[Set problem]: Examine the entries and show every line in which the word "name" is found.

[Supplied material]:
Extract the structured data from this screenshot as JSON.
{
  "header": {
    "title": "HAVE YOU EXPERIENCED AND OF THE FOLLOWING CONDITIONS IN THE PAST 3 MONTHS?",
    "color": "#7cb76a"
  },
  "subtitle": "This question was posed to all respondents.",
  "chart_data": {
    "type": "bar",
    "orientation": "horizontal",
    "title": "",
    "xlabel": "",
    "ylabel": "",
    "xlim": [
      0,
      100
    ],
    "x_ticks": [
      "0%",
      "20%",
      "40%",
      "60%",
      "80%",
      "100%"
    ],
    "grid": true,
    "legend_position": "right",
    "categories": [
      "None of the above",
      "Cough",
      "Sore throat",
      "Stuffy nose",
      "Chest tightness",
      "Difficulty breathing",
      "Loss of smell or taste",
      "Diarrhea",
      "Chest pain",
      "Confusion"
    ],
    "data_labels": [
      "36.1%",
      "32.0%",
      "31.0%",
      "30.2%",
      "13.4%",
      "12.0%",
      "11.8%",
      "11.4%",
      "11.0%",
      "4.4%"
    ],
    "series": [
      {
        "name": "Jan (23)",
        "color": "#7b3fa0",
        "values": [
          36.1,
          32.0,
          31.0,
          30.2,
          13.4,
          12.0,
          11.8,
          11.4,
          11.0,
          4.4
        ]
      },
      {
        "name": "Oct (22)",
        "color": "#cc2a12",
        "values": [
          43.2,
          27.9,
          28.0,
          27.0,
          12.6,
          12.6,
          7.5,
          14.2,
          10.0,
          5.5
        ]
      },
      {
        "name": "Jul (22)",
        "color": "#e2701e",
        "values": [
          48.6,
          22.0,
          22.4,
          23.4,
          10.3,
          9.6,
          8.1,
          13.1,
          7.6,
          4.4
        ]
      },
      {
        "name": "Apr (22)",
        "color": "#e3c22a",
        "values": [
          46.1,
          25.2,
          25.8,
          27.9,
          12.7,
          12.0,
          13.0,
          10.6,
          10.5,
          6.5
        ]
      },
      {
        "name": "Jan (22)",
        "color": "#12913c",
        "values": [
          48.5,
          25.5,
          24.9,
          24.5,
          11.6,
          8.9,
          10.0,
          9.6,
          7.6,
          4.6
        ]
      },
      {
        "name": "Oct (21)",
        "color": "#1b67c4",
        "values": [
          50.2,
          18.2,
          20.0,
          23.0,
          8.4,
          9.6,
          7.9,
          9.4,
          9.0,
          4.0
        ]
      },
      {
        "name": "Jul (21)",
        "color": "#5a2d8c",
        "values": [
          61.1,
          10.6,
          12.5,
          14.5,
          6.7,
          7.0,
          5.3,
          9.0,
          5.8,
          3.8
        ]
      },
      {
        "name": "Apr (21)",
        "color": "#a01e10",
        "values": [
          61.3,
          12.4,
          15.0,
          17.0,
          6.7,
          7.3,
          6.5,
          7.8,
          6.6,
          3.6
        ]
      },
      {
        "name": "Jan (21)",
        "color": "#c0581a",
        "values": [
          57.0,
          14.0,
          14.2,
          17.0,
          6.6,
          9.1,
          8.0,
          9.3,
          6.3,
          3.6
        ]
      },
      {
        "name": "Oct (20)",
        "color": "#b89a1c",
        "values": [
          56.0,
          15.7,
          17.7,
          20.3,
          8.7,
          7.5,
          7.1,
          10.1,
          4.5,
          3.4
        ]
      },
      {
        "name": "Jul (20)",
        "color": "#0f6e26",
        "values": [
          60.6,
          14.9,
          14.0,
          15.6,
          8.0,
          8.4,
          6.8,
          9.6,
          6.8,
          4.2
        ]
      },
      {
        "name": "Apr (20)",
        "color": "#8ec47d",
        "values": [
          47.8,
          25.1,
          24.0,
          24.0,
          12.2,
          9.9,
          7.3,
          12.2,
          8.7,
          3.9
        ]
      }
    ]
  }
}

[Written solution]:
        "name": "Jan (23)",
        "name": "Oct (22)",
        "name": "Jul (22)",
        "name": "Apr (22)",
        "name": "Jan (22)",
        "name": "Oct (21)",
        "name": "Jul (21)",
        "name": "Apr (21)",
        "name": "Jan (21)",
        "name": "Oct (20)",
        "name": "Jul (20)",
        "name": "Apr (20)",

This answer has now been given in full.